_Extracted entries_:
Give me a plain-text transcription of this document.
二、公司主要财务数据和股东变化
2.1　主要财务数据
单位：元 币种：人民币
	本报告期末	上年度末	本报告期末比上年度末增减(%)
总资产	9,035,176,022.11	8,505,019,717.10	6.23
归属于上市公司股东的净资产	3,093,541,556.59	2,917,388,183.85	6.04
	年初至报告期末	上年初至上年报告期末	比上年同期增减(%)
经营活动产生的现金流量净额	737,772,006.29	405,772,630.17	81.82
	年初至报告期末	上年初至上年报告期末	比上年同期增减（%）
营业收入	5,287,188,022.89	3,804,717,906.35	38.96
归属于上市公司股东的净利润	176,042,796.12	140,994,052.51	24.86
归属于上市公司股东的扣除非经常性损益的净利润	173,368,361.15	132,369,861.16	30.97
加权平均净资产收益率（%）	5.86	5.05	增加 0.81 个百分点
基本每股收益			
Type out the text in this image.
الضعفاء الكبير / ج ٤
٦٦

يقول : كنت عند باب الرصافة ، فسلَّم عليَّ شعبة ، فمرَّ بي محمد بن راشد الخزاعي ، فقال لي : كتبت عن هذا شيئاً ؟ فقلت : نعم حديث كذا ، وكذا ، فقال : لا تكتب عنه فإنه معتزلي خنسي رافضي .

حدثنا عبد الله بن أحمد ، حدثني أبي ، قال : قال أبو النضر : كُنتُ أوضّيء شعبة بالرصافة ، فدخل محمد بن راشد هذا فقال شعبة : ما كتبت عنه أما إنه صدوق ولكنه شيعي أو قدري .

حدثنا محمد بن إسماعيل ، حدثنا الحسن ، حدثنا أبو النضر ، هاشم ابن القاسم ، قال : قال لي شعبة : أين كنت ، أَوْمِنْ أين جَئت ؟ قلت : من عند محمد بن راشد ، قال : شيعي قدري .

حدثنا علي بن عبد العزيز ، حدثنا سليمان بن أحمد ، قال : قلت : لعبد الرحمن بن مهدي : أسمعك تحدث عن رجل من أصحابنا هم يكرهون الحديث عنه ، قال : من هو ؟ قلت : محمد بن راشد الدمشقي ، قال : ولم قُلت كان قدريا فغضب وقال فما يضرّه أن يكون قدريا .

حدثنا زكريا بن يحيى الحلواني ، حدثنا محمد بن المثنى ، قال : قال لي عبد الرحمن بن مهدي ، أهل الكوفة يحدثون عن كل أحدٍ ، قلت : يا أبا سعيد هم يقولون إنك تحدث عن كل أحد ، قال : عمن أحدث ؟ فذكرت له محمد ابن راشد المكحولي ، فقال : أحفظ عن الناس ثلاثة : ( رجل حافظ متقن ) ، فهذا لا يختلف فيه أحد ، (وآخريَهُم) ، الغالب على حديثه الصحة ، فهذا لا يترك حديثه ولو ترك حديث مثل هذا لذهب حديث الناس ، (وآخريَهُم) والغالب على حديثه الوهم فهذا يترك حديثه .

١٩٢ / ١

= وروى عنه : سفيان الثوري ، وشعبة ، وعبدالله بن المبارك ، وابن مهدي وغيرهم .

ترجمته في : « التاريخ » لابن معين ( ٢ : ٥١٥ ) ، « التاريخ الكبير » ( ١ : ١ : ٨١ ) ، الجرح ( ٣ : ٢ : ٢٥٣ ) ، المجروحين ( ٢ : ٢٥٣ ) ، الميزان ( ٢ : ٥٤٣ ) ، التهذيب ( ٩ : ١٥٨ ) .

_Given exercise_: Locate each line containing the string "上年初至上年报告期末" and show it.

_Solution for this problem_:
	年初至报告期末	上年初至上年报告期末	比上年同期增减(%)
	年初至报告期末	上年初至上年报告期末	比上年同期增减（%）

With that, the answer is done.